## [TO BE DONE]
Skip the pictures. Reproduce all other material exactly.

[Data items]
◇ ◇ ◇
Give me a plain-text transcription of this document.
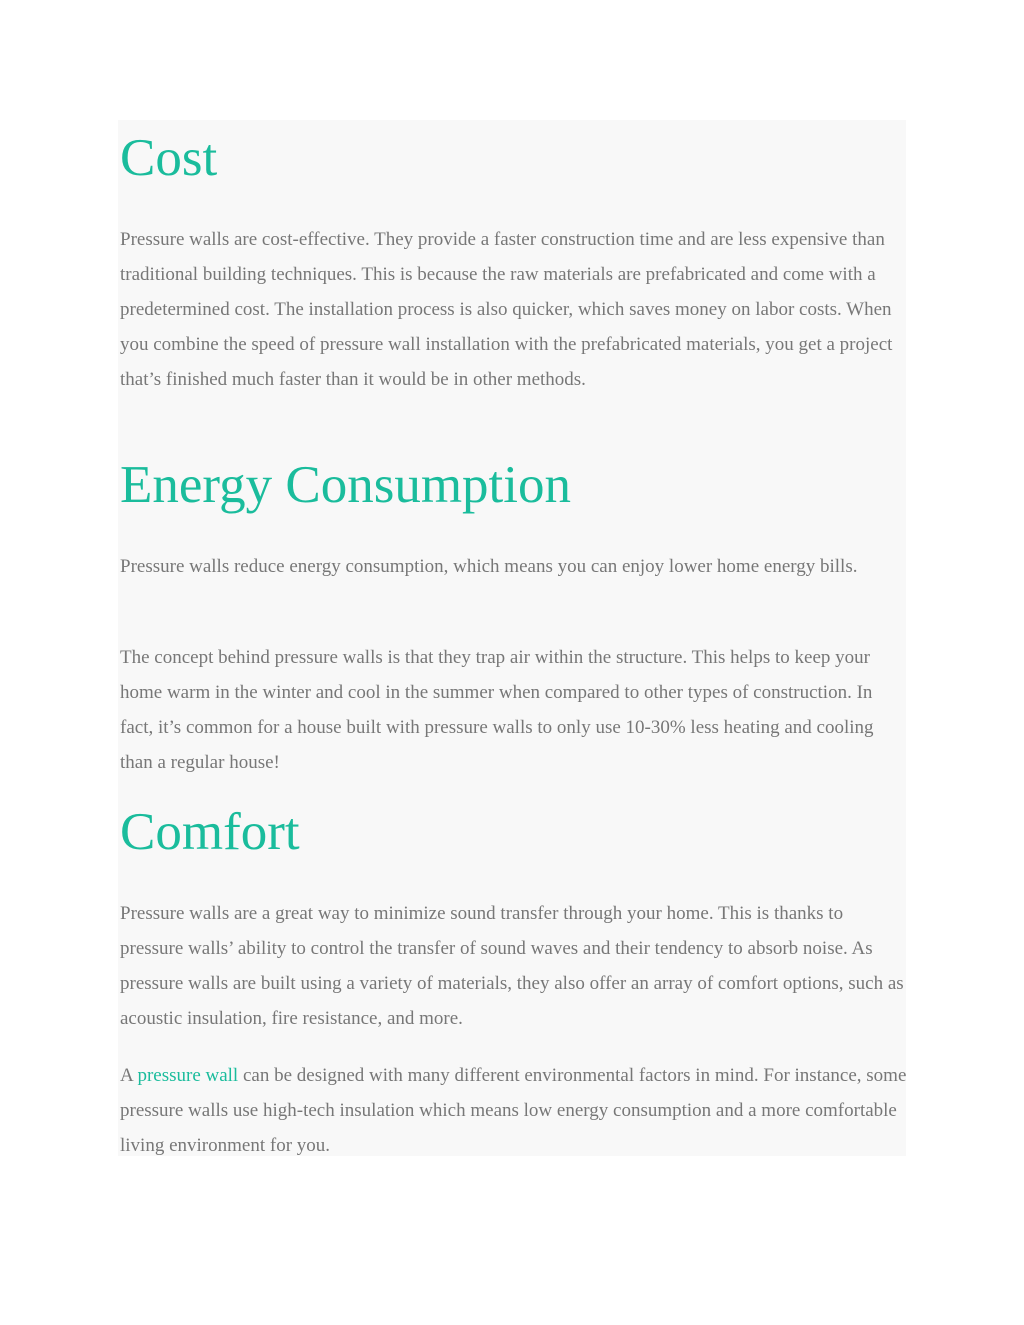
Cost

Pressure walls are cost-effective. They provide a faster construction time and are less expensive than traditional building techniques. This is because the raw materials are prefabricated and come with a predetermined cost. The installation process is also quicker, which saves money on labor costs. When you combine the speed of pressure wall installation with the prefabricated materials, you get a project that’s finished much faster than it would be in other methods.

Energy Consumption

Pressure walls reduce energy consumption, which means you can enjoy lower home energy bills.

The concept behind pressure walls is that they trap air within the structure. This helps to keep your home warm in the winter and cool in the summer when compared to other types of construction. In fact, it’s common for a house built with pressure walls to only use 10-30% less heating and cooling than a regular house!

Comfort

Pressure walls are a great way to minimize sound transfer through your home. This is thanks to pressure walls’ ability to control the transfer of sound waves and their tendency to absorb noise. As pressure walls are built using a variety of materials, they also offer an array of comfort options, such as acoustic insulation, fire resistance, and more.

A pressure wall can be designed with many different environmental factors in mind. For instance, some pressure walls use high-tech insulation which means low energy consumption and a more comfortable living environment for you.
◇ ◇ ◇
## [WRITTEN RESPONSE]
Give me a plain-text transcription of this document.
Cost

Pressure walls are cost-effective. They provide a faster construction time and are less expensive than traditional building techniques. This is because the raw materials are prefabricated and come with a predetermined cost. The installation process is also quicker, which saves money on labor costs. When you combine the speed of pressure wall installation with the prefabricated materials, you get a project that’s finished much faster than it would be in other methods.

Energy Consumption

Pressure walls reduce energy consumption, which means you can enjoy lower home energy bills.

The concept behind pressure walls is that they trap air within the structure. This helps to keep your home warm in the winter and cool in the summer when compared to other types of construction. In fact, it’s common for a house built with pressure walls to only use 10-30% less heating and cooling than a regular house!

Comfort

Pressure walls are a great way to minimize sound transfer through your home. This is thanks to pressure walls’ ability to control the transfer of sound waves and their tendency to absorb noise. As pressure walls are built using a variety of materials, they also offer an array of comfort options, such as acoustic insulation, fire resistance, and more.

A pressure wall can be designed with many different environmental factors in mind. For instance, some pressure walls use high-tech insulation which means low energy consumption and a more comfortable living environment for you.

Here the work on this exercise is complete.